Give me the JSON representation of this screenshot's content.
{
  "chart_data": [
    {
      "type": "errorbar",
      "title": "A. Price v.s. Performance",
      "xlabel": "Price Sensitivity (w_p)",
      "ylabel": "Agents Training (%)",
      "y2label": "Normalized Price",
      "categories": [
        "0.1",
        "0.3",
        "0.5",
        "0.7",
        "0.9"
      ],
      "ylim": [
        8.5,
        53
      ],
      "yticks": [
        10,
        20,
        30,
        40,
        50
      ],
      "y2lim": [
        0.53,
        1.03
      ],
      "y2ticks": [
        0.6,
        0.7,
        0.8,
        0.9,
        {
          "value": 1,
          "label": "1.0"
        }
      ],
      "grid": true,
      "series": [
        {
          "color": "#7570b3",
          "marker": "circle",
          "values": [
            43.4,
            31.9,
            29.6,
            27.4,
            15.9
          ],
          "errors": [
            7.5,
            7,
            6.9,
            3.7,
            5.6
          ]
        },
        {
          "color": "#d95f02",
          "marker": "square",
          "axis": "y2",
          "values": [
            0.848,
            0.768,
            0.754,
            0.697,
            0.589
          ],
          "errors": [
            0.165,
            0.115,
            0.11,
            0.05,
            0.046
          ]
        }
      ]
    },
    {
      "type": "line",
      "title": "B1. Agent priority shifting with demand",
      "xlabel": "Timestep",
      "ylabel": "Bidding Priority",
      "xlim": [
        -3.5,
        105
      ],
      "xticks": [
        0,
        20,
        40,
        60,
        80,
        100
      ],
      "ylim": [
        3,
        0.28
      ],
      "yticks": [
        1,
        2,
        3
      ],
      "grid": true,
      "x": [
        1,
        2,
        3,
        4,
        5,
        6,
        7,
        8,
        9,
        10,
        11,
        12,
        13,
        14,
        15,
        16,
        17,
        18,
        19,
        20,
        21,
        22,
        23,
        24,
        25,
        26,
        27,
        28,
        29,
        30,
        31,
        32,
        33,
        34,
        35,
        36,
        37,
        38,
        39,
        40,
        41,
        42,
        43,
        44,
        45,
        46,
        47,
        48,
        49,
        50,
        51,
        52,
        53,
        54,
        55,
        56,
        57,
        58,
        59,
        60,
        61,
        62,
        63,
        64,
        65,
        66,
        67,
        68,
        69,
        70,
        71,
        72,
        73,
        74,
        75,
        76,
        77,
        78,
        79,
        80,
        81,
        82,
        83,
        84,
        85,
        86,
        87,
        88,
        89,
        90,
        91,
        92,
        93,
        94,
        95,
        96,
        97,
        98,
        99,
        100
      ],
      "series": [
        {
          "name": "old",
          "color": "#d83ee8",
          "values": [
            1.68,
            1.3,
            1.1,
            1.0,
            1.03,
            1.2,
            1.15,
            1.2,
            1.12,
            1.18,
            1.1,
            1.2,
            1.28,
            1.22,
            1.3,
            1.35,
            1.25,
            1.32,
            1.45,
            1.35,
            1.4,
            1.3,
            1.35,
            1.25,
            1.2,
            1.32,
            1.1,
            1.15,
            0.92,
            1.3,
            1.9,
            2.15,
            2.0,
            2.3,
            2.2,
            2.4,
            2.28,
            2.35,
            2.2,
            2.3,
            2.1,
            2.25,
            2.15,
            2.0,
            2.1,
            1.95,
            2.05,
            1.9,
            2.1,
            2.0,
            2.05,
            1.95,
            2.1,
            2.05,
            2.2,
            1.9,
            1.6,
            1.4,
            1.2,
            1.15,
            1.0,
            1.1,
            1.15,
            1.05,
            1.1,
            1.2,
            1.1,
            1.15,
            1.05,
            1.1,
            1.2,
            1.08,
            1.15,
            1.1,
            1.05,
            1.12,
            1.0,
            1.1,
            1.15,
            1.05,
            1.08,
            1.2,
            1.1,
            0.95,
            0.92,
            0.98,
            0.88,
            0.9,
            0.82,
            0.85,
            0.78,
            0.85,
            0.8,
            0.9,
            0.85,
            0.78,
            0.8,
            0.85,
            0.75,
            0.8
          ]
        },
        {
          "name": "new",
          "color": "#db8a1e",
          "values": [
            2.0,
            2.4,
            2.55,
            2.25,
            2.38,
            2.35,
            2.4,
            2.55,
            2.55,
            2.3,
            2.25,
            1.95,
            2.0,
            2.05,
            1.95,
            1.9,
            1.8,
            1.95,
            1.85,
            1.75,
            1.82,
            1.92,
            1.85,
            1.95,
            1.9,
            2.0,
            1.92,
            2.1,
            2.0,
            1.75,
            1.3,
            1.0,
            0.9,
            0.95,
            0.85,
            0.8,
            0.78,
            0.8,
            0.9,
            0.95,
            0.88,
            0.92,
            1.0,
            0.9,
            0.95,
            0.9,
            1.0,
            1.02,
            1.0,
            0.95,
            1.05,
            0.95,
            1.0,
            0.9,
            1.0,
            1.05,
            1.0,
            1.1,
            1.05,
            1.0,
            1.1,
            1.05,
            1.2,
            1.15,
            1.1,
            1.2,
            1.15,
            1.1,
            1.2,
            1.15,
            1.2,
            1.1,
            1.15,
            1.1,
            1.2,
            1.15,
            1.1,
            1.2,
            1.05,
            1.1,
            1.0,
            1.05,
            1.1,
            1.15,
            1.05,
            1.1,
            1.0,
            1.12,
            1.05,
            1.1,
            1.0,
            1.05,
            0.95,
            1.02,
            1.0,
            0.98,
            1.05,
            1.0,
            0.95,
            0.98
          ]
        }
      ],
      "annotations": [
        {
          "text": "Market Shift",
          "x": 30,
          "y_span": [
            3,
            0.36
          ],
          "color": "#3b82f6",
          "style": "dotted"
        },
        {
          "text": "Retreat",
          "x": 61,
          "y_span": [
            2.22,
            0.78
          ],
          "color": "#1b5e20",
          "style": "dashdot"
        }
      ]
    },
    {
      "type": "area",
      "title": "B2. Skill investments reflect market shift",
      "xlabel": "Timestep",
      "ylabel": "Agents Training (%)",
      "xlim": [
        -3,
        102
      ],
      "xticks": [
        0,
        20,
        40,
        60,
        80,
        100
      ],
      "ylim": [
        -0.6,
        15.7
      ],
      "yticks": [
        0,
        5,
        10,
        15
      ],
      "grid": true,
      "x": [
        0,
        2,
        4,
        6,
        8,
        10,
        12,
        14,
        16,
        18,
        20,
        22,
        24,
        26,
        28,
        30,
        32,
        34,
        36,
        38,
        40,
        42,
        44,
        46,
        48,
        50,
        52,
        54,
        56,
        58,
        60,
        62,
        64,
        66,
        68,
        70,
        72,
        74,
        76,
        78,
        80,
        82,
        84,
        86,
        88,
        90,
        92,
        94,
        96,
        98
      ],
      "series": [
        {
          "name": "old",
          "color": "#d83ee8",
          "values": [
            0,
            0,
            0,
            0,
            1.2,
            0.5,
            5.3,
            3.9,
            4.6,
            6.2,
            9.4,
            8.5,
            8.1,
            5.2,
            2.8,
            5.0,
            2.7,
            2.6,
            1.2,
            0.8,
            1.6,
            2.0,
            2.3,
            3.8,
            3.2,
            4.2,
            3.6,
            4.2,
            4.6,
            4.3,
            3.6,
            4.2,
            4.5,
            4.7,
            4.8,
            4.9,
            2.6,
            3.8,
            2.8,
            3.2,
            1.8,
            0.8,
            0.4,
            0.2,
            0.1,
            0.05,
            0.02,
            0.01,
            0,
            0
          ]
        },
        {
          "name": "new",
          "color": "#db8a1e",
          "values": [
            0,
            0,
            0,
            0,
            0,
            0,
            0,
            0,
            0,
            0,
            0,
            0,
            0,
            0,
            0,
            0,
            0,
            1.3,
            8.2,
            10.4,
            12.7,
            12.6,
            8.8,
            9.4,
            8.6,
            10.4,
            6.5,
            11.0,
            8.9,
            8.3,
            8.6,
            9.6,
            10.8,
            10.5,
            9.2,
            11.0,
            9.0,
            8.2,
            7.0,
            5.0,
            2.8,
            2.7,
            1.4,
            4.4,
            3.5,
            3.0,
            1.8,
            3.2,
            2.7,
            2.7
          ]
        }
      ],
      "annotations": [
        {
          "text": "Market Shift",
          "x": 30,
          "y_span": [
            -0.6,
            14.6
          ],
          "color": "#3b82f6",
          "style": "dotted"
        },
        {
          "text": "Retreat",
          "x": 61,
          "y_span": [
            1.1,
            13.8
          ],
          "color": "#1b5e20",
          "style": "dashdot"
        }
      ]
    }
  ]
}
□ □ □ □ □ □ □
Lines that hold the word "Price" are the ones to return, every one of them.

### RESPONSE TO THE TASK
      "title": "A. Price v.s. Performance",
      "xlabel": "Price Sensitivity (w_p)",
      "y2label": "Normalized Price",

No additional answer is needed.